== Task statement ==
In the following material, identify every line holding the string "this" and return it.
--- Records for processing ---
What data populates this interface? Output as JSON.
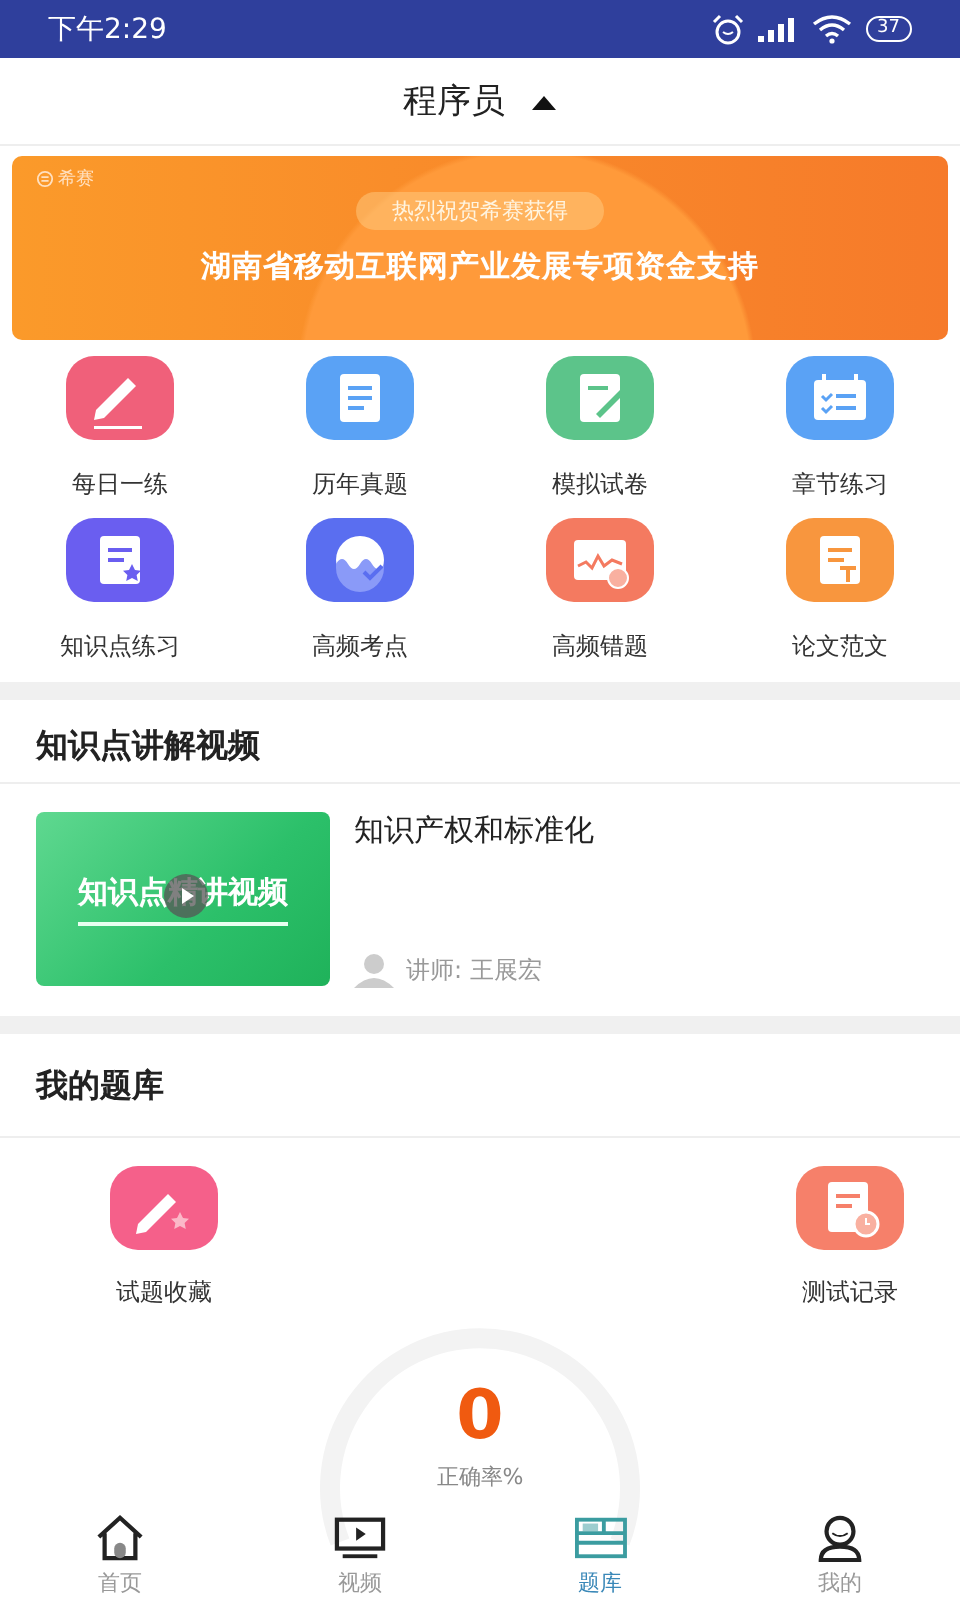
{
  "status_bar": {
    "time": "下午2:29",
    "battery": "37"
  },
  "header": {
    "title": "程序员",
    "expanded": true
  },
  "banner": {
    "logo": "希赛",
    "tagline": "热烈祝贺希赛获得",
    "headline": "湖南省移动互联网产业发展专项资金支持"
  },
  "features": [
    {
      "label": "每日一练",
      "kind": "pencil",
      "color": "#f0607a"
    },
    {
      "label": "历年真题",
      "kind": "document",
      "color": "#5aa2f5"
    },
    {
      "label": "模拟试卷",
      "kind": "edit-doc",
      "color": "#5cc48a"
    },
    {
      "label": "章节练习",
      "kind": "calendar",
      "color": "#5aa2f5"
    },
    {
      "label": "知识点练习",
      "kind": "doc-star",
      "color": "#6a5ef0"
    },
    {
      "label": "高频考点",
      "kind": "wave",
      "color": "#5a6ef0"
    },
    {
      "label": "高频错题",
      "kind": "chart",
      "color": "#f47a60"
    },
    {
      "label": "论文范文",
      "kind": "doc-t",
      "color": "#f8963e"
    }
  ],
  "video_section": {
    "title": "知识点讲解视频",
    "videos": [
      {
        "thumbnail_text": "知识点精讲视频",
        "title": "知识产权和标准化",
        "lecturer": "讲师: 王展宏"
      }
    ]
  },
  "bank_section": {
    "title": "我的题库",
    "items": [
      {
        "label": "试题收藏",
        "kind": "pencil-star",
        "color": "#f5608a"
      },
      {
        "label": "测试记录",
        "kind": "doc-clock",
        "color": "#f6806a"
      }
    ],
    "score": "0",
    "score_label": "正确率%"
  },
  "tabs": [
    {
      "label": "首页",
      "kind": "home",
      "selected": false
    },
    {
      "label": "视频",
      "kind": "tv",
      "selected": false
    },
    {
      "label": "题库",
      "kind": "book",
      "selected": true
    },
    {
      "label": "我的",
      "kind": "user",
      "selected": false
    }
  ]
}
---
--- Records for processing ---
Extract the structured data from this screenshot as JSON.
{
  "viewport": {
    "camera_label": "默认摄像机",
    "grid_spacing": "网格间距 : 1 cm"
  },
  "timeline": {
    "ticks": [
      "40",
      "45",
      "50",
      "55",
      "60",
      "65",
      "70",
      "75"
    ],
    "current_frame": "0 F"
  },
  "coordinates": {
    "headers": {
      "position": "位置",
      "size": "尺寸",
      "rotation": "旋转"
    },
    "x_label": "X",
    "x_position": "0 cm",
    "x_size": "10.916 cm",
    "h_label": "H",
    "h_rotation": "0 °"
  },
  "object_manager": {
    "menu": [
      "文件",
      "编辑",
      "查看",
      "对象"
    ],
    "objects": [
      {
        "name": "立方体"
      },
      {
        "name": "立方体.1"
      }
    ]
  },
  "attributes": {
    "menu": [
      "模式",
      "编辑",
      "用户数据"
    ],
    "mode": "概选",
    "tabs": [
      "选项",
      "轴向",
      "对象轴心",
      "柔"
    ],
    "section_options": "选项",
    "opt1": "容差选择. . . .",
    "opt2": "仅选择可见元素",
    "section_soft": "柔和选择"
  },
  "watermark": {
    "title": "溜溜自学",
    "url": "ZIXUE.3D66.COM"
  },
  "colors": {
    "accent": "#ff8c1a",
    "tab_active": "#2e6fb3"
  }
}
---
== Exercise result ==
What data populates this interface? Output as JSON.
Extract the structured data from this screenshot as JSON.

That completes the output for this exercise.